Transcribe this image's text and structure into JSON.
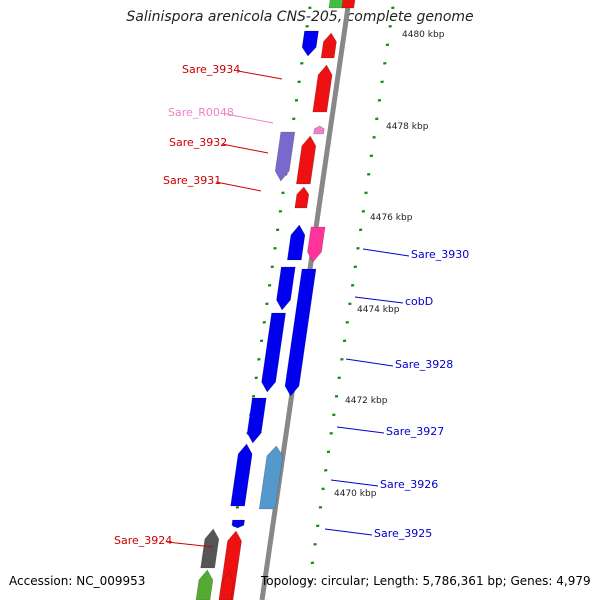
{
  "title": "Salinispora arenicola CNS-205, complete genome",
  "footer": {
    "accession": "Accession: NC_009953",
    "summary": "Topology: circular; Length: 5,786,361 bp; Genes: 4,979"
  },
  "colors": {
    "backbone": "#888888",
    "tick": "#138a13",
    "label_left": "#cc0000",
    "label_right": "#0000cc",
    "label_rrna": "#ee82c8"
  },
  "kbp_markers": [
    "4480 kbp",
    "4478 kbp",
    "4476 kbp",
    "4474 kbp",
    "4472 kbp",
    "4470 kbp"
  ],
  "left_labels": [
    "Sare_3934",
    "Sare_R0048",
    "Sare_3932",
    "Sare_3931",
    "Sare_3924"
  ],
  "right_labels": [
    "Sare_3930",
    "cobD",
    "Sare_3928",
    "Sare_3927",
    "Sare_3926",
    "Sare_3925"
  ]
}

----------

WORK ITEM: Where a picture appears, skip it; repeat everything else in the data exactly.

EXERCISE ANSWER:
Transcribe this image's text and structure into JSON.
{
  "title": "Salinispora arenicola CNS-205, complete genome",
  "footer": {
    "accession": "Accession: NC_009953",
    "summary": "Topology: circular; Length: 5,786,361 bp; Genes: 4,979"
  },
  "colors": {
    "backbone": "#888888",
    "tick": "#138a13",
    "label_left": "#cc0000",
    "label_right": "#0000cc",
    "label_rrna": "#ee82c8"
  },
  "kbp_markers": [
    "4480 kbp",
    "4478 kbp",
    "4476 kbp",
    "4474 kbp",
    "4472 kbp",
    "4470 kbp"
  ],
  "left_labels": [
    "Sare_3934",
    "Sare_R0048",
    "Sare_3932",
    "Sare_3931",
    "Sare_3924"
  ],
  "right_labels": [
    "Sare_3930",
    "cobD",
    "Sare_3928",
    "Sare_3927",
    "Sare_3926",
    "Sare_3925"
  ]
}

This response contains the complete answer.